**Goal:** Skip the pictures. Copy all the rest of the records down exactly.

Stored dataset items:
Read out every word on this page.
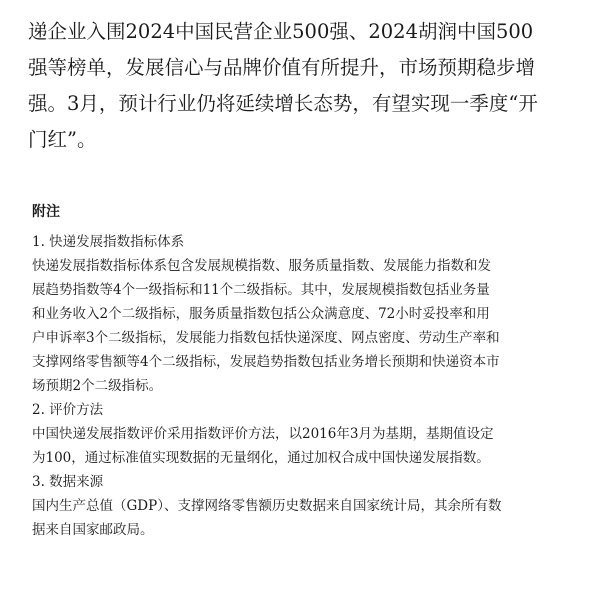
递企业入围2024中国民营企业500强、2024胡润中国500
强等榜单，发展信心与品牌价值有所提升，市场预期稳步增
强。3月，预计行业仍将延续增长态势，有望实现一季度“开
门红”。
附注
1. 快递发展指数指标体系
快递发展指数指标体系包含发展规模指数、服务质量指数、发展能力指数和发
展趋势指数等4个一级指标和11个二级指标。其中，发展规模指数包括业务量
和业务收入2个二级指标，服务质量指数包括公众满意度、72小时妥投率和用
户申诉率3个二级指标，发展能力指数包括快递深度、网点密度、劳动生产率和
支撑网络零售额等4个二级指标，发展趋势指数包括业务增长预期和快递资本市
场预期2个二级指标。
2. 评价方法
中国快递发展指数评价采用指数评价方法，以2016年3月为基期，基期值设定
为100，通过标准值实现数据的无量纲化，通过加权合成中国快递发展指数。
3. 数据来源
国内生产总值（GDP）、支撑网络零售额历史数据来自国家统计局，其余所有数
据来自国家邮政局。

**Worked solution:**
Read out every word on this page.
递企业入围2024中国民营企业500强、2024胡润中国500
强等榜单，发展信心与品牌价值有所提升，市场预期稳步增
强。3月，预计行业仍将延续增长态势，有望实现一季度“开
门红”。
附注
1. 快递发展指数指标体系
快递发展指数指标体系包含发展规模指数、服务质量指数、发展能力指数和发
展趋势指数等4个一级指标和11个二级指标。其中，发展规模指数包括业务量
和业务收入2个二级指标，服务质量指数包括公众满意度、72小时妥投率和用
户申诉率3个二级指标，发展能力指数包括快递深度、网点密度、劳动生产率和
支撑网络零售额等4个二级指标，发展趋势指数包括业务增长预期和快递资本市
场预期2个二级指标。
2. 评价方法
中国快递发展指数评价采用指数评价方法，以2016年3月为基期，基期值设定
为100，通过标准值实现数据的无量纲化，通过加权合成中国快递发展指数。
3. 数据来源
国内生产总值（GDP）、支撑网络零售额历史数据来自国家统计局，其余所有数
据来自国家邮政局。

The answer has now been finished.